● Trecho da página:
****************
O presidente da Assembleia Legislativa de Mato Grosso, deputado Max Russi, afirmou que qualquer agente público deverá responder judicialmente caso sejam confirmadas irregularidades apontadas pelas investigações da Operação Emenda Oculta.
A declaração foi dada após questionamentos sobre a operação realizada pelo Ministério Público Estadual, que teve como um dos alvos o deputado Elizeu Nascimento.
Segundo Max Russi, não haverá qualquer interferência da Assembleia Legislativa nas apurações conduzidas pelos órgãos de controle.
“Seja deputado, servidor ou qualquer outro agente público, quem tiver cometido irregularidade deverá responder pelos seus atos”, afirmou o presidente do Legislativo.
A investigação conduzida pelo Núcleo de Ações de Competência Originária (Naco), ligado ao Ministério Público de Mato Grosso, apura um suposto esquema envolvendo desvio de emendas parlamentares destinadas a instituições sociais.
Também foram alvos da operação o vereador por Cuiabá Cezinha Nascimento, empresários, dirigentes de institutos e um assessor parlamentar da Assembleia Legislativa.
De acordo com as investigações, os recursos públicos seriam destinados a entidades e posteriormente transferidos para empresas privadas, com parte dos valores supostamente retornando aos parlamentares investigados.
****************
Entradas de dados armazenadas
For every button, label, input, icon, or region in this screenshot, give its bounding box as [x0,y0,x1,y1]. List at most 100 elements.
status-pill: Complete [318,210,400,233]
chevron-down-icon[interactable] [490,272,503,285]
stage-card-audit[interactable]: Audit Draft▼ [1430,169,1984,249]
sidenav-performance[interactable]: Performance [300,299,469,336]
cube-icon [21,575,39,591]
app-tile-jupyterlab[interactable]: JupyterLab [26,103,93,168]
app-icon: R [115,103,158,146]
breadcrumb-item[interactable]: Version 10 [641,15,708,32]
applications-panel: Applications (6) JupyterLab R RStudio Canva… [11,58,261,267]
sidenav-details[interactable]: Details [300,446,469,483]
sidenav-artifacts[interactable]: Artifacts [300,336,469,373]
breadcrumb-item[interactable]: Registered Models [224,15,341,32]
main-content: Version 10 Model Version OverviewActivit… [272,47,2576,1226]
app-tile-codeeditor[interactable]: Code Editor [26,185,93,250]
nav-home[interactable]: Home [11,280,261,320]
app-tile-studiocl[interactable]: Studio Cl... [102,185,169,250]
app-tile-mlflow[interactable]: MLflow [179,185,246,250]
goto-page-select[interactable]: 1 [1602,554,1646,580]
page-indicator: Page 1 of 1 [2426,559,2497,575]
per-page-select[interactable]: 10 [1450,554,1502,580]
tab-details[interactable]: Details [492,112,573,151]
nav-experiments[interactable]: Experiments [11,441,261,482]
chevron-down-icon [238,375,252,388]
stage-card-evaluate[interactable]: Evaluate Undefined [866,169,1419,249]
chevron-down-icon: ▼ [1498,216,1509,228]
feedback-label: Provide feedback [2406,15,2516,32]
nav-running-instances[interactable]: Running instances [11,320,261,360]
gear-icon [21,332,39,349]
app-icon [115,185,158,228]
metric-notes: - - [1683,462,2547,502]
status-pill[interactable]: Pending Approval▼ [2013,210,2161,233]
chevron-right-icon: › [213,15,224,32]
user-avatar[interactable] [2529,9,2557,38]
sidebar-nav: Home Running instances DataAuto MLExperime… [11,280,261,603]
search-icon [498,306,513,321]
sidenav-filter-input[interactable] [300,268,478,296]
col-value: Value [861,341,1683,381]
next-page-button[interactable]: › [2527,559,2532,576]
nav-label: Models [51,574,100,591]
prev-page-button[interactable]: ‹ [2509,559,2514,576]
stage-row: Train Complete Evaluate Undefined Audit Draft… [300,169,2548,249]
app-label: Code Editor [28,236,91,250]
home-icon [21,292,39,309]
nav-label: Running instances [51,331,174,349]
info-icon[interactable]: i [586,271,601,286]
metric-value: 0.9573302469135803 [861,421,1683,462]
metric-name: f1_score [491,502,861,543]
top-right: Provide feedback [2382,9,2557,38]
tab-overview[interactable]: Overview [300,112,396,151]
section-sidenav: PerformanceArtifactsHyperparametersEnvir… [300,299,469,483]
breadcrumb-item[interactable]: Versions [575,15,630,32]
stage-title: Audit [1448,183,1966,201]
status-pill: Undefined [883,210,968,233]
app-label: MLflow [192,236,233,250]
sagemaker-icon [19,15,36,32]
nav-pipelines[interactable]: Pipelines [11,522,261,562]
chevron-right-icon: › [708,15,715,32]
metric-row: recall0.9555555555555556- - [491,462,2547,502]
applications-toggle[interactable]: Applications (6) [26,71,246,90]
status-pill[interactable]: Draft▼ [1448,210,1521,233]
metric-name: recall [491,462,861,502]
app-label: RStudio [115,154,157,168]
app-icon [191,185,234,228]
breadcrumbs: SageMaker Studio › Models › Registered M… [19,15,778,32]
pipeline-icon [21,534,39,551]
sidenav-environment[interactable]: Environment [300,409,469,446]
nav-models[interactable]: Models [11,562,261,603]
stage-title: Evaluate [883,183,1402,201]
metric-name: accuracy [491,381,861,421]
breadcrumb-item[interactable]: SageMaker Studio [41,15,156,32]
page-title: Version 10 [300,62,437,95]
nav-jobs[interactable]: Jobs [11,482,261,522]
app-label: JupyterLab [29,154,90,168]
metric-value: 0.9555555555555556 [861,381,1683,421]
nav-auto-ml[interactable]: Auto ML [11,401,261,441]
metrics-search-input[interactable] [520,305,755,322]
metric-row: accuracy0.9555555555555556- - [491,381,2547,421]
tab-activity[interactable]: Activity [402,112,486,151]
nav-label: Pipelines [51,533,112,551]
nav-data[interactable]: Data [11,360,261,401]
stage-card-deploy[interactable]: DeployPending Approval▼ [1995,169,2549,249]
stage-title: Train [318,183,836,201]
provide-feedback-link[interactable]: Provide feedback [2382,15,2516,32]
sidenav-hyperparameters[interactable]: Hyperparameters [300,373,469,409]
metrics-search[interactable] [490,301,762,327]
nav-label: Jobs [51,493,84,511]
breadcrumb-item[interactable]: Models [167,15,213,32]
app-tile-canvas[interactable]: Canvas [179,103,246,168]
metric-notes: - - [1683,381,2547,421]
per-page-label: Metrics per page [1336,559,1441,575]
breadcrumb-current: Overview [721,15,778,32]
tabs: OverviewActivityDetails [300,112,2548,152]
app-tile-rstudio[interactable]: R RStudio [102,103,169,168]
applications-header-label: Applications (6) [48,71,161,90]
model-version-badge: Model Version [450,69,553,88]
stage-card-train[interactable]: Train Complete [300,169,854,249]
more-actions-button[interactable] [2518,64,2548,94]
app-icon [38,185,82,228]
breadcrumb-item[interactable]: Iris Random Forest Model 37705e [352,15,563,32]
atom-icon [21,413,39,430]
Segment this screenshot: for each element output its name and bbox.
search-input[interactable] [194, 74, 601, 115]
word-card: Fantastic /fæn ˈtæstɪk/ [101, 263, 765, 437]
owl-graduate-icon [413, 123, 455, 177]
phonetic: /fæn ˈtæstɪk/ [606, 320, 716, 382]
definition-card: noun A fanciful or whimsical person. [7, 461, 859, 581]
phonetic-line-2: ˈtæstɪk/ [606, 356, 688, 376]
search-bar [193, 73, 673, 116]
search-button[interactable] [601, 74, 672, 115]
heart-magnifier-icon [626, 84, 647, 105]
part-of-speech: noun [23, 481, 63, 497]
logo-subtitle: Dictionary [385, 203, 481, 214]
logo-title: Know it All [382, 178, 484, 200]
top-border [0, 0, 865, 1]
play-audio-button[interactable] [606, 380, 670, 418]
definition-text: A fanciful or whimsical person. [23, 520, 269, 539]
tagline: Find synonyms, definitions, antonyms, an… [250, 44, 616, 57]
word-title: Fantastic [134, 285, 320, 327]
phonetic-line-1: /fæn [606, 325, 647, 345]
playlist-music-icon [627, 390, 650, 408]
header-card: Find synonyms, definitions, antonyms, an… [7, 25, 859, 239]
****************
● Conjunto de tarefas:
• a. Responda, com base na notícia sobre a Operação Emenda Oculta:
(i) Qual órgão realizou a operação?
(ii) Qual núcleo conduz a investigação?
(iii) Qual vereador também foi alvo da operação?
• b. Na notícia sobre a Operação Emenda Oculta, transforme em lista o parágrafo que começa com "Também foram alvos da operação", mantendo os fatos principais.
• c. Transcreva literalmente, da notícia sobre a Operação Emenda Oculta, o trecho que vai de "Segundo Max Russi, não" até "aos parlamentares investigados.".

● Respostas às tarefas:
• a.
(i) O Ministério Público Estadual.
(ii) O Núcleo de Ações de Competência Originária (Naco), ligado ao Ministério Público de Mato Grosso.
(iii) Cezinha Nascimento, vereador por Cuiabá.

• b.
Também foram alvos da operação:
- Cezinha Nascimento, vereador por Cuiabá
- empresários
- dirigentes de institutos
- um assessor parlamentar da Assembleia Legislativa

• c.
Segundo Max Russi, não haverá qualquer interferência da Assembleia Legislativa nas apurações conduzidas pelos órgãos de controle.
“Seja deputado, servidor ou qualquer outro agente público, quem tiver cometido irregularidade deverá responder pelos seus atos”, afirmou o presidente do Legislativo.
A investigação conduzida pelo Núcleo de Ações de Competência Originária (Naco), ligado ao Ministério Público de Mato Grosso, apura um suposto esquema envolvendo desvio de emendas parlamentares destinadas a instituições sociais.
Também foram alvos da operação o vereador por Cuiabá Cezinha Nascimento, empresários, dirigentes de institutos e um assessor parlamentar da Assembleia Legislativa.
De acordo com as investigações, os recursos públicos seriam destinados a entidades e posteriormente transferidos para empresas privadas, com parte dos valores supostamente retornando aos parlamentares investigados.